_Material provided_
↓↓↓

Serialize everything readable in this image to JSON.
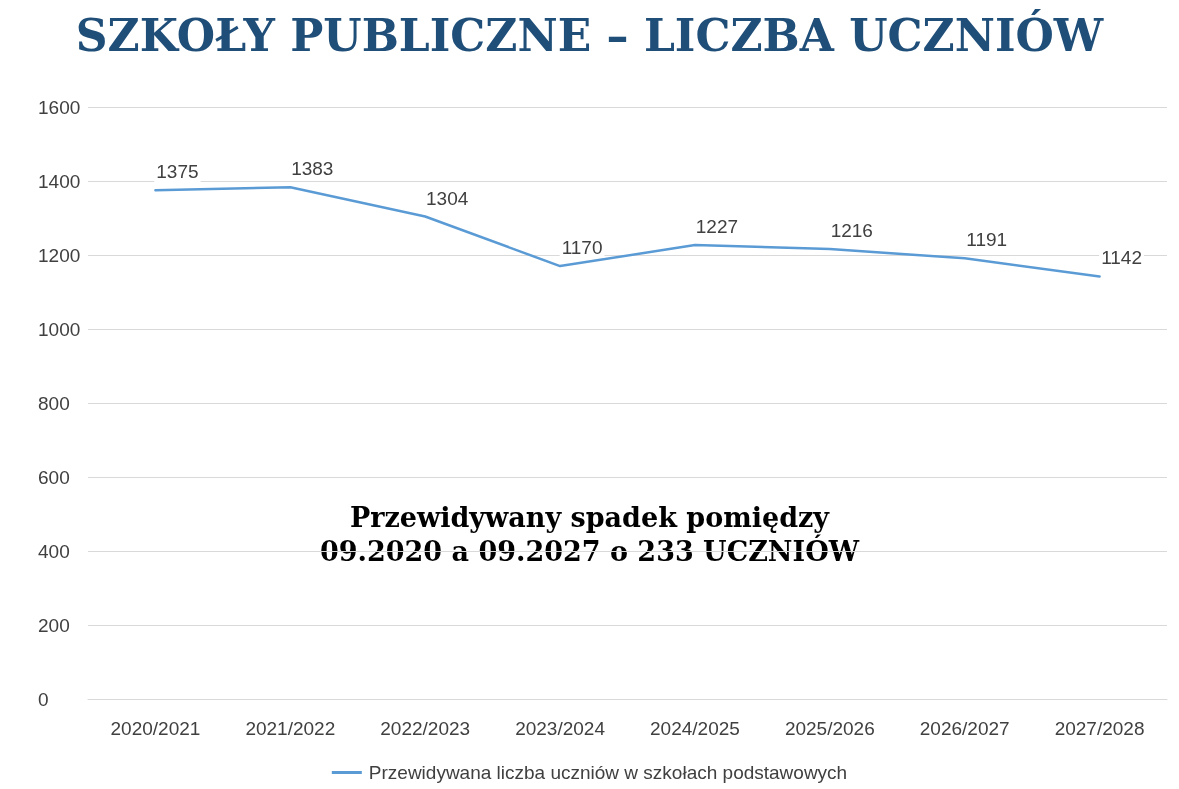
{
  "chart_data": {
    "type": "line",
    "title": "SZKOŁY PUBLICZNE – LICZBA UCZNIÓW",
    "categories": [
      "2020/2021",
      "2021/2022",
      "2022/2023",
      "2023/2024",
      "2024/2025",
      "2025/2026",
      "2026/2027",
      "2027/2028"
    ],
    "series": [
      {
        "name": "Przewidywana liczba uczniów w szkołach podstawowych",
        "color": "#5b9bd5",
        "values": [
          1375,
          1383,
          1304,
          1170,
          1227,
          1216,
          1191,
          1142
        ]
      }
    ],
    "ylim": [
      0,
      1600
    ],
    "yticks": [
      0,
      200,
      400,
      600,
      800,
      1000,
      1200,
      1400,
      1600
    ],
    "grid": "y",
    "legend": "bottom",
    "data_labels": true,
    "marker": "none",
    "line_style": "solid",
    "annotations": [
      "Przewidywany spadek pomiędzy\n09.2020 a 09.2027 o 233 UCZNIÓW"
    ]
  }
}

↑↑↑
↓↓↓

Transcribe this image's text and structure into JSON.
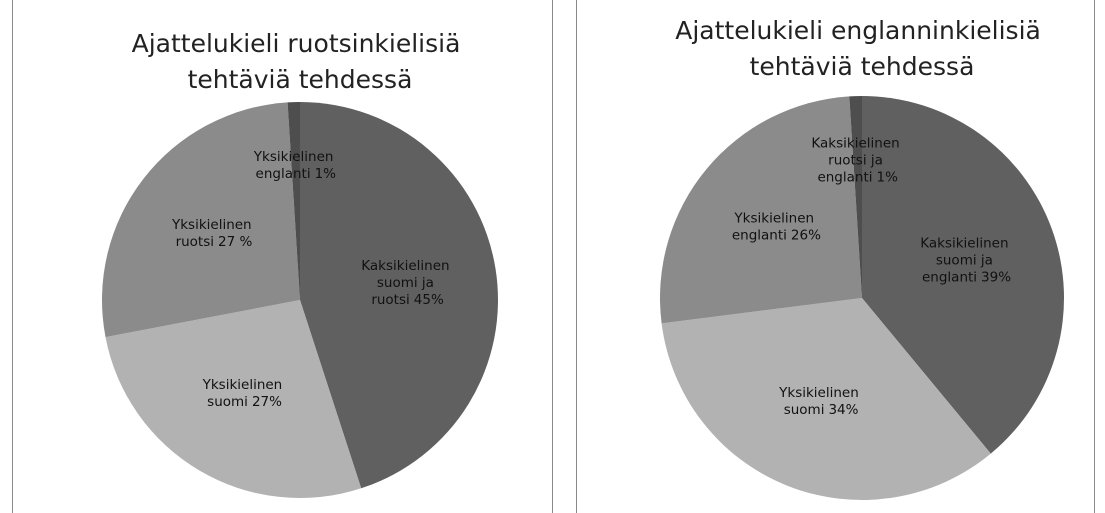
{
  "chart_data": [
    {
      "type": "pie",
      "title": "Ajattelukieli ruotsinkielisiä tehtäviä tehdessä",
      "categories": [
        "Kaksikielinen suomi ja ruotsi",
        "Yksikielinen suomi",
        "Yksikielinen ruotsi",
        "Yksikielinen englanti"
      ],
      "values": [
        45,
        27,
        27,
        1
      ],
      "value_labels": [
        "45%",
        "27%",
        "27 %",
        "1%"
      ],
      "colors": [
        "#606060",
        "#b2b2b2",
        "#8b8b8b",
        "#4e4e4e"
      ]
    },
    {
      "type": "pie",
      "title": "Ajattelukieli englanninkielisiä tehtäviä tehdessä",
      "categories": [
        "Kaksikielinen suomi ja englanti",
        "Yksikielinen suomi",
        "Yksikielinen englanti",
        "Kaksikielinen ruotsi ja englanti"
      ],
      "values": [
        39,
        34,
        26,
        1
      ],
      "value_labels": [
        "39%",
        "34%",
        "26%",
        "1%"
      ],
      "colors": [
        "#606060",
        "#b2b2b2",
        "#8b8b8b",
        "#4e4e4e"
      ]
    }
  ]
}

↑↑↑

_Exercise description_
Your task is to report how many lines of the material include the string "Ajattelukieli". Give the number and no other words.

_Output for this exercise_
2